Extracts from a graphics dataset:
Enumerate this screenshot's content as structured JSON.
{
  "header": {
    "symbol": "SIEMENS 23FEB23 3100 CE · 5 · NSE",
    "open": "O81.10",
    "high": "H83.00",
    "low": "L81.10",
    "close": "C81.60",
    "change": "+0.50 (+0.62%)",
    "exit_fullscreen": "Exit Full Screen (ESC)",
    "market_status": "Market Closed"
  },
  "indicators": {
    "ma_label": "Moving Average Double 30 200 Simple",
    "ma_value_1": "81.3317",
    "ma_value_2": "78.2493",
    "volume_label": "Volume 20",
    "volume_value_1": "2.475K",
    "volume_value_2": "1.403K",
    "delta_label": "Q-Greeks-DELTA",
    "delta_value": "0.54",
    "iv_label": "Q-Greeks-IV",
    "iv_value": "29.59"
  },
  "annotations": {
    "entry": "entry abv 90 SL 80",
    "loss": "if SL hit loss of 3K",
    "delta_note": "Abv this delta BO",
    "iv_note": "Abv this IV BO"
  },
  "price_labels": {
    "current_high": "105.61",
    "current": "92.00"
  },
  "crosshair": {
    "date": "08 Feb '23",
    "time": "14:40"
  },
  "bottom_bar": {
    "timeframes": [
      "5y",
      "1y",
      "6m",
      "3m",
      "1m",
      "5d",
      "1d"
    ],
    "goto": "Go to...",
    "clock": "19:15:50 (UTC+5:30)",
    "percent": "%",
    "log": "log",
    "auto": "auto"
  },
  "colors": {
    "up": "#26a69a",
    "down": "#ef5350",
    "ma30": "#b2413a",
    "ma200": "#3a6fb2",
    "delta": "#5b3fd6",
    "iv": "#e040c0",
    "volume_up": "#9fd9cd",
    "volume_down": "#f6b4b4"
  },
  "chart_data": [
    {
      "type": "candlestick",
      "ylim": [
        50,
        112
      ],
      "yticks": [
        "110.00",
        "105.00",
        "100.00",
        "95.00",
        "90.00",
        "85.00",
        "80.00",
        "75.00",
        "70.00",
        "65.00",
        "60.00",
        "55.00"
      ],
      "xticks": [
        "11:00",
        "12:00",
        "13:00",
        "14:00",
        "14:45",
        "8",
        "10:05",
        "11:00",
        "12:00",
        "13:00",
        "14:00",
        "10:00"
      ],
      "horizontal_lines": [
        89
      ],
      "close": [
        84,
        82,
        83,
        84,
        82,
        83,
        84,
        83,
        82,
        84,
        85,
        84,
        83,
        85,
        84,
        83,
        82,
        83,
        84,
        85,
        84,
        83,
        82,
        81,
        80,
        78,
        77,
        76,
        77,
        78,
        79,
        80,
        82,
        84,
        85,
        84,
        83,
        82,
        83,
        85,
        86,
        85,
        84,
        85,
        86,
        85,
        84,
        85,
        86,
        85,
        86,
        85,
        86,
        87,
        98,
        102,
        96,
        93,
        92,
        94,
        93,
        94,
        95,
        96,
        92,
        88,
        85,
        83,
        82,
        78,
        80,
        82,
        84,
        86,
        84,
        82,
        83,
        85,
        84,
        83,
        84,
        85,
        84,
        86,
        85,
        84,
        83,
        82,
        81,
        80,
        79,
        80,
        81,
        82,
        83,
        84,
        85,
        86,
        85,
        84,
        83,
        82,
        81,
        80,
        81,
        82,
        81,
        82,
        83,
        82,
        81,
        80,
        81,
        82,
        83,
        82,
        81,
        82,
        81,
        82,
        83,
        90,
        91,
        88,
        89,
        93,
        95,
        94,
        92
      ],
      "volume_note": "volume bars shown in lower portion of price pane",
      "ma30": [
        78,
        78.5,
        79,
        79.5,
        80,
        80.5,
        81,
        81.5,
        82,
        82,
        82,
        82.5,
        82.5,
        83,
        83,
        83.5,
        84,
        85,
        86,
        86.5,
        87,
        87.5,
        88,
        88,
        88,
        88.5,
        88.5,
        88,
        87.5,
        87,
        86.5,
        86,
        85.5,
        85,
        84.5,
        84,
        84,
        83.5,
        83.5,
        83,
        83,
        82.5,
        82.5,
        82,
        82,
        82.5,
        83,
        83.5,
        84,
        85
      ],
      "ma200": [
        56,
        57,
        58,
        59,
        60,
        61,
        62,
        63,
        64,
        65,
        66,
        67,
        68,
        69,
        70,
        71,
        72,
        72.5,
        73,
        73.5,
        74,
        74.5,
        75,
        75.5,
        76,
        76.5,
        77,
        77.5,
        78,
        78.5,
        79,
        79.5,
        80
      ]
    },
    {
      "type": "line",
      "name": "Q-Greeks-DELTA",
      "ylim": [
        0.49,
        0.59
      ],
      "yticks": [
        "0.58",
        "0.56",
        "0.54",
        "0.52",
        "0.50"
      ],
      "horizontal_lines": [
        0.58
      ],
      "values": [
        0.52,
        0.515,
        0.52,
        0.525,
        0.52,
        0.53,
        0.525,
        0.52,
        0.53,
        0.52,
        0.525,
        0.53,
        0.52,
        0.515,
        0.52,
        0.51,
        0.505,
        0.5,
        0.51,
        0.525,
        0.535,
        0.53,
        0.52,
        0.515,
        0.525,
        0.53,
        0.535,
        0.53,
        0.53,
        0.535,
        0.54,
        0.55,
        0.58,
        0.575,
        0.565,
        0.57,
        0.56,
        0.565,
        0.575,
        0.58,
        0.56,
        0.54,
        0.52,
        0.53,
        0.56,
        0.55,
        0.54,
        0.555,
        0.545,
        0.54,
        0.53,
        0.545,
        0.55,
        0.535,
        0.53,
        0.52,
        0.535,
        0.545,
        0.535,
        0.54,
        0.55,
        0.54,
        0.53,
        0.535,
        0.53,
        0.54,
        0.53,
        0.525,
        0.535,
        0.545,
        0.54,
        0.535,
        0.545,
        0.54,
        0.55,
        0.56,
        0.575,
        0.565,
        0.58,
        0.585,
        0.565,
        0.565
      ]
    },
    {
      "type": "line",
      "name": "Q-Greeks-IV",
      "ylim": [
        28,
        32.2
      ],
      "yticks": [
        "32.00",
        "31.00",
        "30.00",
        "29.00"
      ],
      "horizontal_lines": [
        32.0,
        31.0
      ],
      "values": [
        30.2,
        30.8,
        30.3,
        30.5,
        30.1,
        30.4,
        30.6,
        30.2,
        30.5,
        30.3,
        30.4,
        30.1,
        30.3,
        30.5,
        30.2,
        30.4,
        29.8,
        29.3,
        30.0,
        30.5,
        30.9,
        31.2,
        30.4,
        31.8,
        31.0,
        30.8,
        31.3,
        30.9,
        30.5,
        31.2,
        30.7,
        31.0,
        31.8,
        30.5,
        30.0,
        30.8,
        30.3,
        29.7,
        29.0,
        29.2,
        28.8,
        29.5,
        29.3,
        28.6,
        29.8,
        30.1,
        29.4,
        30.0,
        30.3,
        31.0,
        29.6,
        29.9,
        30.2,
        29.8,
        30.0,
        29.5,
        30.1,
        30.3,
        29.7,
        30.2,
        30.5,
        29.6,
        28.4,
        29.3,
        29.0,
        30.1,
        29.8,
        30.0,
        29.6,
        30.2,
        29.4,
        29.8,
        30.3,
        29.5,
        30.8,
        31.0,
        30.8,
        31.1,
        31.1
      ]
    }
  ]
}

**Aim:** Output the listing above exactly as it appears.

**Solved exercise:**
Enumerate this screenshot's content as structured JSON.
{
  "header": {
    "symbol": "SIEMENS 23FEB23 3100 CE · 5 · NSE",
    "open": "O81.10",
    "high": "H83.00",
    "low": "L81.10",
    "close": "C81.60",
    "change": "+0.50 (+0.62%)",
    "exit_fullscreen": "Exit Full Screen (ESC)",
    "market_status": "Market Closed"
  },
  "indicators": {
    "ma_label": "Moving Average Double 30 200 Simple",
    "ma_value_1": "81.3317",
    "ma_value_2": "78.2493",
    "volume_label": "Volume 20",
    "volume_value_1": "2.475K",
    "volume_value_2": "1.403K",
    "delta_label": "Q-Greeks-DELTA",
    "delta_value": "0.54",
    "iv_label": "Q-Greeks-IV",
    "iv_value": "29.59"
  },
  "annotations": {
    "entry": "entry abv 90 SL 80",
    "loss": "if SL hit loss of 3K",
    "delta_note": "Abv this delta BO",
    "iv_note": "Abv this IV BO"
  },
  "price_labels": {
    "current_high": "105.61",
    "current": "92.00"
  },
  "crosshair": {
    "date": "08 Feb '23",
    "time": "14:40"
  },
  "bottom_bar": {
    "timeframes": [
      "5y",
      "1y",
      "6m",
      "3m",
      "1m",
      "5d",
      "1d"
    ],
    "goto": "Go to...",
    "clock": "19:15:50 (UTC+5:30)",
    "percent": "%",
    "log": "log",
    "auto": "auto"
  },
  "colors": {
    "up": "#26a69a",
    "down": "#ef5350",
    "ma30": "#b2413a",
    "ma200": "#3a6fb2",
    "delta": "#5b3fd6",
    "iv": "#e040c0",
    "volume_up": "#9fd9cd",
    "volume_down": "#f6b4b4"
  },
  "chart_data": [
    {
      "type": "candlestick",
      "ylim": [
        50,
        112
      ],
      "yticks": [
        "110.00",
        "105.00",
        "100.00",
        "95.00",
        "90.00",
        "85.00",
        "80.00",
        "75.00",
        "70.00",
        "65.00",
        "60.00",
        "55.00"
      ],
      "xticks": [
        "11:00",
        "12:00",
        "13:00",
        "14:00",
        "14:45",
        "8",
        "10:05",
        "11:00",
        "12:00",
        "13:00",
        "14:00",
        "10:00"
      ],
      "horizontal_lines": [
        89
      ],
      "close": [
        84,
        82,
        83,
        84,
        82,
        83,
        84,
        83,
        82,
        84,
        85,
        84,
        83,
        85,
        84,
        83,
        82,
        83,
        84,
        85,
        84,
        83,
        82,
        81,
        80,
        78,
        77,
        76,
        77,
        78,
        79,
        80,
        82,
        84,
        85,
        84,
        83,
        82,
        83,
        85,
        86,
        85,
        84,
        85,
        86,
        85,
        84,
        85,
        86,
        85,
        86,
        85,
        86,
        87,
        98,
        102,
        96,
        93,
        92,
        94,
        93,
        94,
        95,
        96,
        92,
        88,
        85,
        83,
        82,
        78,
        80,
        82,
        84,
        86,
        84,
        82,
        83,
        85,
        84,
        83,
        84,
        85,
        84,
        86,
        85,
        84,
        83,
        82,
        81,
        80,
        79,
        80,
        81,
        82,
        83,
        84,
        85,
        86,
        85,
        84,
        83,
        82,
        81,
        80,
        81,
        82,
        81,
        82,
        83,
        82,
        81,
        80,
        81,
        82,
        83,
        82,
        81,
        82,
        81,
        82,
        83,
        90,
        91,
        88,
        89,
        93,
        95,
        94,
        92
      ],
      "volume_note": "volume bars shown in lower portion of price pane",
      "ma30": [
        78,
        78.5,
        79,
        79.5,
        80,
        80.5,
        81,
        81.5,
        82,
        82,
        82,
        82.5,
        82.5,
        83,
        83,
        83.5,
        84,
        85,
        86,
        86.5,
        87,
        87.5,
        88,
        88,
        88,
        88.5,
        88.5,
        88,
        87.5,
        87,
        86.5,
        86,
        85.5,
        85,
        84.5,
        84,
        84,
        83.5,
        83.5,
        83,
        83,
        82.5,
        82.5,
        82,
        82,
        82.5,
        83,
        83.5,
        84,
        85
      ],
      "ma200": [
        56,
        57,
        58,
        59,
        60,
        61,
        62,
        63,
        64,
        65,
        66,
        67,
        68,
        69,
        70,
        71,
        72,
        72.5,
        73,
        73.5,
        74,
        74.5,
        75,
        75.5,
        76,
        76.5,
        77,
        77.5,
        78,
        78.5,
        79,
        79.5,
        80
      ]
    },
    {
      "type": "line",
      "name": "Q-Greeks-DELTA",
      "ylim": [
        0.49,
        0.59
      ],
      "yticks": [
        "0.58",
        "0.56",
        "0.54",
        "0.52",
        "0.50"
      ],
      "horizontal_lines": [
        0.58
      ],
      "values": [
        0.52,
        0.515,
        0.52,
        0.525,
        0.52,
        0.53,
        0.525,
        0.52,
        0.53,
        0.52,
        0.525,
        0.53,
        0.52,
        0.515,
        0.52,
        0.51,
        0.505,
        0.5,
        0.51,
        0.525,
        0.535,
        0.53,
        0.52,
        0.515,
        0.525,
        0.53,
        0.535,
        0.53,
        0.53,
        0.535,
        0.54,
        0.55,
        0.58,
        0.575,
        0.565,
        0.57,
        0.56,
        0.565,
        0.575,
        0.58,
        0.56,
        0.54,
        0.52,
        0.53,
        0.56,
        0.55,
        0.54,
        0.555,
        0.545,
        0.54,
        0.53,
        0.545,
        0.55,
        0.535,
        0.53,
        0.52,
        0.535,
        0.545,
        0.535,
        0.54,
        0.55,
        0.54,
        0.53,
        0.535,
        0.53,
        0.54,
        0.53,
        0.525,
        0.535,
        0.545,
        0.54,
        0.535,
        0.545,
        0.54,
        0.55,
        0.56,
        0.575,
        0.565,
        0.58,
        0.585,
        0.565,
        0.565
      ]
    },
    {
      "type": "line",
      "name": "Q-Greeks-IV",
      "ylim": [
        28,
        32.2
      ],
      "yticks": [
        "32.00",
        "31.00",
        "30.00",
        "29.00"
      ],
      "horizontal_lines": [
        32.0,
        31.0
      ],
      "values": [
        30.2,
        30.8,
        30.3,
        30.5,
        30.1,
        30.4,
        30.6,
        30.2,
        30.5,
        30.3,
        30.4,
        30.1,
        30.3,
        30.5,
        30.2,
        30.4,
        29.8,
        29.3,
        30.0,
        30.5,
        30.9,
        31.2,
        30.4,
        31.8,
        31.0,
        30.8,
        31.3,
        30.9,
        30.5,
        31.2,
        30.7,
        31.0,
        31.8,
        30.5,
        30.0,
        30.8,
        30.3,
        29.7,
        29.0,
        29.2,
        28.8,
        29.5,
        29.3,
        28.6,
        29.8,
        30.1,
        29.4,
        30.0,
        30.3,
        31.0,
        29.6,
        29.9,
        30.2,
        29.8,
        30.0,
        29.5,
        30.1,
        30.3,
        29.7,
        30.2,
        30.5,
        29.6,
        28.4,
        29.3,
        29.0,
        30.1,
        29.8,
        30.0,
        29.6,
        30.2,
        29.4,
        29.8,
        30.3,
        29.5,
        30.8,
        31.0,
        30.8,
        31.1,
        31.1
      ]
    }
  ]
}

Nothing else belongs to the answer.